**Kutipan Sumber**
* * *
Kabarminang – Aktivitas penambangan emas ilegal atau PETI (penambangan tanpa izin) di Provinsi Sumatera Barat kembali menjadi sorotan. Meskipun pemerintah daerah bersama seluruh kepala daerah telah menyatakan komitmen untuk memberantas praktik tersebut, namun fakta di lapangan menunjukkan hal sebaliknya.
Sehari setelah Gubernur Sumatera Barat, Mahyeldi Ansharullah, memimpin rapat koordinasi bersama para bupati dan wali kota di Istana Gubernur pada Jumat (19/9/2025), aktivitas tambang ilegal masih berlangsung. Bahkan, berdasarkan pantauan udara, kapal penambang terlihat jelas beroperasi di belakang Kantor Bupati Sijunjung, salah satu daerah yang masuk dalam sorotan praktik PETI di Sumbar.
Direktur Eksekutif Wahana Lingkungan Hidup Indonesia (Walhi) Sumatera Barat, Wengki Purwanto, menyampaikan kekhawatirannya atas minimnya tindakan tegas dari aparat dan pemerintah setempat. Ia menyebutkan, temuan tersebut diperoleh dari video drone yang direkam warga pada Sabtu (20/9/2025), tepat sehari setelah rapat koordinasi yang seharusnya menjadi langkah awal pemberantasan PETI.
“Warga melaporkan kepada kami bahwa aktivitas tambang tetap berjalan. Kapal-kapal terlihat bekerja di belakang kantor bupati. Ini jelas mempermalukan komitmen yang baru saja disepakati,” ujar Wengki kepada Kabarminang, Minggu (21/9/2025).
Menurutnya, penggunaan kapal dalam aktivitas penambangan jauh lebih merusak dibandingkan ekskavator. Selain mengaduk tanah menjadi lumpur cair, metode ini mengakibatkan Sungai Batang Kuantan menjadi keruh dan berpotensi merusak kualitas air jangka panjang.
* * *
**Tugas Dikerjakan**
1) Kembalikan bagian dari berita tentang tambang emas ilegal di Sumatera Barat, mulai dari "Direktur Eksekutif Wahana" dan berakhir pada "awal pemberantasan PETI.", tanpa perubahan.
2) Teruskan berita tentang tambang emas ilegal di Sumatera Barat setelah kalimat terakhirnya.

[Entri data tersimpan]
* * *
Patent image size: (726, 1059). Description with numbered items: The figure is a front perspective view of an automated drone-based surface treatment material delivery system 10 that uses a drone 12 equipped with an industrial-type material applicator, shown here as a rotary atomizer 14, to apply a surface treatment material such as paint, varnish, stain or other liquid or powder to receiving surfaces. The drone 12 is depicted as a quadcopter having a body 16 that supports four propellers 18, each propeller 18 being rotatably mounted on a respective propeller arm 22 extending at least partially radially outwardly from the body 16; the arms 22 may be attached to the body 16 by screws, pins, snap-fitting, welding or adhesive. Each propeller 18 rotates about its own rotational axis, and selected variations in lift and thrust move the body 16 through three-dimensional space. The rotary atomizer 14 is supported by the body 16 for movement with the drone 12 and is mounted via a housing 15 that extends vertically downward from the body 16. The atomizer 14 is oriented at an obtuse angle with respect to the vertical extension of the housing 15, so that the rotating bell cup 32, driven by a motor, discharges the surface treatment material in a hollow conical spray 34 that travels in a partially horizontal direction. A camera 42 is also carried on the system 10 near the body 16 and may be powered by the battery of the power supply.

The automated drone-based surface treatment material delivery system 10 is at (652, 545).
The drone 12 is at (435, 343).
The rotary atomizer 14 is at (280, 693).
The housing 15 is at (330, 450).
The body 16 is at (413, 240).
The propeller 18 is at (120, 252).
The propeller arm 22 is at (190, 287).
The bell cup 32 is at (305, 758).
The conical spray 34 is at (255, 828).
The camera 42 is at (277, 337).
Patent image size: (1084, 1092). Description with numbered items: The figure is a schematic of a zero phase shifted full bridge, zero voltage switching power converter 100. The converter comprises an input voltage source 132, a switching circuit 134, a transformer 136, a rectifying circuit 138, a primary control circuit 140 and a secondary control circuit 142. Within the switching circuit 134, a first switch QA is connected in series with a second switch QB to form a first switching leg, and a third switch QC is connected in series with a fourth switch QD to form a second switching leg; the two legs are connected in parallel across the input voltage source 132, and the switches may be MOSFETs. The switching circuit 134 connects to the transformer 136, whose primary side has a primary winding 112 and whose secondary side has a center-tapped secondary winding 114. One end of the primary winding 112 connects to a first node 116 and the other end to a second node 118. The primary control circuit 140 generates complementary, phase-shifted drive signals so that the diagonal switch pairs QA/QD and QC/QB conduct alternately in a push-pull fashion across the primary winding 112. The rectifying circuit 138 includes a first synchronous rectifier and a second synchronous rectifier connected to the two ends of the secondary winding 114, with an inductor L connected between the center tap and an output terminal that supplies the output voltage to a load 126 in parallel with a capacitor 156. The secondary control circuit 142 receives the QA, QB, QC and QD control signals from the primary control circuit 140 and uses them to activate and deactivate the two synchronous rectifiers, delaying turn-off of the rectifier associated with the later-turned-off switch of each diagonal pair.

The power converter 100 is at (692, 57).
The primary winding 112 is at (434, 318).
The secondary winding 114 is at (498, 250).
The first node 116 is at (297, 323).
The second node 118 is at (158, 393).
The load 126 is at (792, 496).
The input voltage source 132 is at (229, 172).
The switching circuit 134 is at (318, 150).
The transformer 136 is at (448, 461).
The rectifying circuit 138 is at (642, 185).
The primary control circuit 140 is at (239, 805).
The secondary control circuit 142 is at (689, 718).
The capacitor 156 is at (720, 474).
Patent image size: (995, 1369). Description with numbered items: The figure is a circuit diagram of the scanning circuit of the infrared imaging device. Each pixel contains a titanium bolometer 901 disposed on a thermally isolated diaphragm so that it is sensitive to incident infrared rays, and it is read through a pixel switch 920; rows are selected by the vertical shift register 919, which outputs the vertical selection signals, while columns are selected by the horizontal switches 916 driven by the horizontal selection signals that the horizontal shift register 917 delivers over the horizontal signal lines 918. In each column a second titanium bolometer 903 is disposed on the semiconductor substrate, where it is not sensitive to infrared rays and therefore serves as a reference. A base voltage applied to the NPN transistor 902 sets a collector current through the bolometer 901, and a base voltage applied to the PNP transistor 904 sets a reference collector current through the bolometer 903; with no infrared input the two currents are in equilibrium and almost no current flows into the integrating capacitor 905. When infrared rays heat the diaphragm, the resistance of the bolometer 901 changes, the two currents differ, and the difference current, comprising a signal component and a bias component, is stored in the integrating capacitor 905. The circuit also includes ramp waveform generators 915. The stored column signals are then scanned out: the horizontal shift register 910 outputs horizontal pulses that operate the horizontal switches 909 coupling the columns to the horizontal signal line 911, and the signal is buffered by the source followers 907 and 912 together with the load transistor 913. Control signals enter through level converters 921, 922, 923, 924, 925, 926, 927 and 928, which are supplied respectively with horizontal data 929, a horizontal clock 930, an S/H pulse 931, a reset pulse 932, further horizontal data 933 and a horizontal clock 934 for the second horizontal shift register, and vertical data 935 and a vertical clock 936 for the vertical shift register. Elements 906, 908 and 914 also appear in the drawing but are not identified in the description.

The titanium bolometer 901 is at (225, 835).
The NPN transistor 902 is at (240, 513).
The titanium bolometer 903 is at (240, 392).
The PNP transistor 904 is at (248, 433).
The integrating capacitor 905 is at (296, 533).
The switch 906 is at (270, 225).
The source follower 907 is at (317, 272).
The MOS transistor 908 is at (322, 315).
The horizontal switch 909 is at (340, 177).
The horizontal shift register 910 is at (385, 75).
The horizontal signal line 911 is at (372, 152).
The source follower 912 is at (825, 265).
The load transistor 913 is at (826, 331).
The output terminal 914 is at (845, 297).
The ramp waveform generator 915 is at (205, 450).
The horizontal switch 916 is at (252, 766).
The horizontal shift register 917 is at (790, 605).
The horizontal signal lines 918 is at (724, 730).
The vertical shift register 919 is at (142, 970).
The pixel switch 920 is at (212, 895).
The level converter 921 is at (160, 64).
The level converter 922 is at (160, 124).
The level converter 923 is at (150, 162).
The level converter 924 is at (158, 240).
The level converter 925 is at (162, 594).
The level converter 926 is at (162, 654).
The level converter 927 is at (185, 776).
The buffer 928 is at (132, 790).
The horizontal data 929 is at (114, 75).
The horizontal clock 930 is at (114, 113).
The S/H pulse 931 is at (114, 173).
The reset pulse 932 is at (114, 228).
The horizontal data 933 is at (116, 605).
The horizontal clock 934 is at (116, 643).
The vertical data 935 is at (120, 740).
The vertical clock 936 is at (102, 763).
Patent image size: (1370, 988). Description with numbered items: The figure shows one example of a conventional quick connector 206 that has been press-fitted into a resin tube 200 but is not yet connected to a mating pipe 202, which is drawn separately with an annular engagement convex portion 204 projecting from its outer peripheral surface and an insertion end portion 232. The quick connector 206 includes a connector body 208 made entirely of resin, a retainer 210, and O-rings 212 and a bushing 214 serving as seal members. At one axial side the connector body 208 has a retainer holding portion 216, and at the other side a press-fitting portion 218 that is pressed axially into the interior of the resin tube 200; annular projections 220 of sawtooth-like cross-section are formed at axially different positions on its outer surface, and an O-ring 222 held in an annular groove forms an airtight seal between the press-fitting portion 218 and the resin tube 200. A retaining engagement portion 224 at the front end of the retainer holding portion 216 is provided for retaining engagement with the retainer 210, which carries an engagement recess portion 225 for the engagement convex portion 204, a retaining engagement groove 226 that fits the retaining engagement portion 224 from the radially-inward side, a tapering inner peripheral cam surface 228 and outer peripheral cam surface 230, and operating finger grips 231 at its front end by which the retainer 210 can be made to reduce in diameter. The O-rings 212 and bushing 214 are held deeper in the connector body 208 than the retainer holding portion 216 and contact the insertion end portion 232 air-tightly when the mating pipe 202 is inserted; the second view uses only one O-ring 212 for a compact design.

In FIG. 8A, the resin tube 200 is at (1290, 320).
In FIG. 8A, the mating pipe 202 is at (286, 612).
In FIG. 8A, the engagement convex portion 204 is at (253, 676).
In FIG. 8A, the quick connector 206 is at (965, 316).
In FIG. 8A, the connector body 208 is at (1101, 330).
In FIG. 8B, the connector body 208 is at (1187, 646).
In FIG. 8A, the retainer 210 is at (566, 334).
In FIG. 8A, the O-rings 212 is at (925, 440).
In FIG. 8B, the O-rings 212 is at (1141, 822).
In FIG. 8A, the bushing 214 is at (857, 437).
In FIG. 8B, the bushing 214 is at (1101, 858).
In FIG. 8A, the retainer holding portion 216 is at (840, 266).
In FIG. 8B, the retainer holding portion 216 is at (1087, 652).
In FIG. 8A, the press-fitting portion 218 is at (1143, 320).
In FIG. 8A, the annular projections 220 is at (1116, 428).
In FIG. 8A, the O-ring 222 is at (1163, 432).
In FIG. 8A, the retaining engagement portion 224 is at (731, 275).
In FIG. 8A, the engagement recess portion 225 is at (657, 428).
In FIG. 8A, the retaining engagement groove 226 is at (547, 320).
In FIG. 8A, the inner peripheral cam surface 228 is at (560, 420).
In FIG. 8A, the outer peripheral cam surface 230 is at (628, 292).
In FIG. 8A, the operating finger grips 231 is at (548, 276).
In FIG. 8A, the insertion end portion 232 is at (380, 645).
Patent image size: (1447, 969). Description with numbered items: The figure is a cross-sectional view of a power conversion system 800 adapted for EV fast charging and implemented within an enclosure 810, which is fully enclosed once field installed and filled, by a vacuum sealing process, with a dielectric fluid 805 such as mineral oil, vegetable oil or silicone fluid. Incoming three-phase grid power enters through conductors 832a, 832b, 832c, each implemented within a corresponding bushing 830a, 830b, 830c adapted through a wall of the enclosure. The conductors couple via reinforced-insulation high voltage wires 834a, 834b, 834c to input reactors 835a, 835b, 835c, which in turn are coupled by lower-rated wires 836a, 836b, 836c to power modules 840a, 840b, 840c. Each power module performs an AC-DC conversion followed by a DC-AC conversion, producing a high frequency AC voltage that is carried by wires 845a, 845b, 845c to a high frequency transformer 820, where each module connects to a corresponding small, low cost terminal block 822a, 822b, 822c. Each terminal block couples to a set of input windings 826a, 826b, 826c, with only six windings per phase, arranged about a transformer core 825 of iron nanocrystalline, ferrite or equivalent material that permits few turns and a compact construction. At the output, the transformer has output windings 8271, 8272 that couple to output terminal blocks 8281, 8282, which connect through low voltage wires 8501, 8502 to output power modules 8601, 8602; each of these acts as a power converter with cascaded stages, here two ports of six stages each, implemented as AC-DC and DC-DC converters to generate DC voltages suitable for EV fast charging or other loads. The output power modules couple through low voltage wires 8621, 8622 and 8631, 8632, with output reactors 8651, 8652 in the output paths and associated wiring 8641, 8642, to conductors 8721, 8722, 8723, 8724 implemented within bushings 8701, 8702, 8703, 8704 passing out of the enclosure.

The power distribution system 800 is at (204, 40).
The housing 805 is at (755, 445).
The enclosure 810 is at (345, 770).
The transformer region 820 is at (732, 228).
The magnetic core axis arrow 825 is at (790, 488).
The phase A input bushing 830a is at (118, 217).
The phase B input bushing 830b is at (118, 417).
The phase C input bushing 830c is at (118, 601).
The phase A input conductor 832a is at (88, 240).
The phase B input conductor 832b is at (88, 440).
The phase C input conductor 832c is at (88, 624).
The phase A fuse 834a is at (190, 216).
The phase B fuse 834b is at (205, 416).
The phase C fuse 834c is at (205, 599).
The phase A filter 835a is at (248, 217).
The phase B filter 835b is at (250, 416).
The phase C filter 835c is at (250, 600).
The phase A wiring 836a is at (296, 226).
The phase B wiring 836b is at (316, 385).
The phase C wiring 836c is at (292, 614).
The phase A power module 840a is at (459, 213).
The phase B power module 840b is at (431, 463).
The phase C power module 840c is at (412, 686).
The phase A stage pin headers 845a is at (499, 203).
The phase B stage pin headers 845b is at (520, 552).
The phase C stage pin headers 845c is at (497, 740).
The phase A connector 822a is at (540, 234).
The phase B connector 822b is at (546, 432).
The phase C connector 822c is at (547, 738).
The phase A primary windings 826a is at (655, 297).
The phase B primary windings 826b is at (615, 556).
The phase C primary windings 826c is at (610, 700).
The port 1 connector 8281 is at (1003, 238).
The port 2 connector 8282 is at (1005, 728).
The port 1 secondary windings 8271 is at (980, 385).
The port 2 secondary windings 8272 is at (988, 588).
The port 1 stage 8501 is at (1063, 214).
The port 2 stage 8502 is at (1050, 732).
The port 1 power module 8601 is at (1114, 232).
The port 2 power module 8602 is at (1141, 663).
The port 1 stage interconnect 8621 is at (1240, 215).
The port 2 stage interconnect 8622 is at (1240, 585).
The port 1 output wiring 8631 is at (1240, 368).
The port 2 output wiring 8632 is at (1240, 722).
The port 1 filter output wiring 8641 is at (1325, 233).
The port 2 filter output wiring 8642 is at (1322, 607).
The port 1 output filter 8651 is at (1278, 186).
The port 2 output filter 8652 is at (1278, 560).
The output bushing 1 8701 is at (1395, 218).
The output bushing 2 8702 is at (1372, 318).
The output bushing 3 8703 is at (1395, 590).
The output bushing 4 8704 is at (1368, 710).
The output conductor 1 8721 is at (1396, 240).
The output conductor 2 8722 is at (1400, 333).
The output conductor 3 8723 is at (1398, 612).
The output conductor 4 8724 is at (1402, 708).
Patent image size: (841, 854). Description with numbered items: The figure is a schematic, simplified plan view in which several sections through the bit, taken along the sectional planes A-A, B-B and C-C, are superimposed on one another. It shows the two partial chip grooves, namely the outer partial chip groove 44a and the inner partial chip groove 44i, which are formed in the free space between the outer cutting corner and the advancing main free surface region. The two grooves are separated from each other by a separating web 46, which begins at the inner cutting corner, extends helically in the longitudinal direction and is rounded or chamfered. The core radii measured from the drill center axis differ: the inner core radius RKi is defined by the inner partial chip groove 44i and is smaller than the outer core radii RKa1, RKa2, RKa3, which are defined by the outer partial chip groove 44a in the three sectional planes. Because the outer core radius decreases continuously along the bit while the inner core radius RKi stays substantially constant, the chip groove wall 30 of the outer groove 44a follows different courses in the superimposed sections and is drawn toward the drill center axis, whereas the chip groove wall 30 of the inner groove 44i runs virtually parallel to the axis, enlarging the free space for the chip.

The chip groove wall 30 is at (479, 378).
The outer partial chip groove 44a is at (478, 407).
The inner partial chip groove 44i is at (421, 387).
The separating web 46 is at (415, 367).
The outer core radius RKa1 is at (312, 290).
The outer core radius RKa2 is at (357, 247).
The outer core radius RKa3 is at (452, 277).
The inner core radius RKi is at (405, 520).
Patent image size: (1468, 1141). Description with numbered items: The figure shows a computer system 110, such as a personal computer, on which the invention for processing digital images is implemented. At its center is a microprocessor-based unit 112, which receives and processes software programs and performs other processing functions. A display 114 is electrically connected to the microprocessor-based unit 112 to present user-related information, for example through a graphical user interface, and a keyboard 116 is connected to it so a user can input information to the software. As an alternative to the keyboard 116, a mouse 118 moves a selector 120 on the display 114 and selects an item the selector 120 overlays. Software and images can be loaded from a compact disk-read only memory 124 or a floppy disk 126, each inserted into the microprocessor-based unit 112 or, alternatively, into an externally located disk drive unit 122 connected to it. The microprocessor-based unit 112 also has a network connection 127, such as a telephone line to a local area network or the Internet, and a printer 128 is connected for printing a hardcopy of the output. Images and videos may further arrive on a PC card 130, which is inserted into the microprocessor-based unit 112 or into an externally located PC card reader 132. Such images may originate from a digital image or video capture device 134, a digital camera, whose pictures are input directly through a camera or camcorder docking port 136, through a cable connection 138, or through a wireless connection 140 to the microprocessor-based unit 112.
* * *
**Jawaban Tiap Tugas**
1)
Direktur Eksekutif Wahana Lingkungan Hidup Indonesia (Walhi) Sumatera Barat, Wengki Purwanto, menyampaikan kekhawatirannya atas minimnya tindakan tegas dari aparat dan pemerintah setempat. Ia menyebutkan, temuan tersebut diperoleh dari video drone yang direkam warga pada Sabtu (20/9/2025), tepat sehari setelah rapat koordinasi yang seharusnya menjadi langkah awal pemberantasan PETI.

2)
Wengki juga mengungkapkan bahwa praktik tambang emas ilegal di Sumatera Barat tidak pernah benar-benar berhenti. Meski sempat dilakukan razia besar-besaran oleh Polda Sumbar pada Agustus lalu, namun hanya bersifat sementara. Pasca razia, para pelaku kembali menjalankan aktivitasnya seolah tanpa hambatan.
“Sejak 24 Agustus lalu, tambang tanpa izin masih berlangsung. Bahkan di kawasan konservasi seperti Geopark Silokek, kami masih menemukan aktivitas serupa,” jelasnya.
Pemerintah Provinsi Sumatera Barat sendiri sebelumnya telah mengeluarkan Instruksi Gubernur Nomor 2/Inst-2025 tentang Pencegahan dan Penertiban Penambangan Tanpa Izin (PETI). Instruksi tersebut memuat enam poin tindakan strategis, termasuk koordinasi dengan Forkopimda, pendataan lokasi tambang ilegal, edukasi masyarakat, hingga pelaporan berkala dari kepala daerah ke gubernur.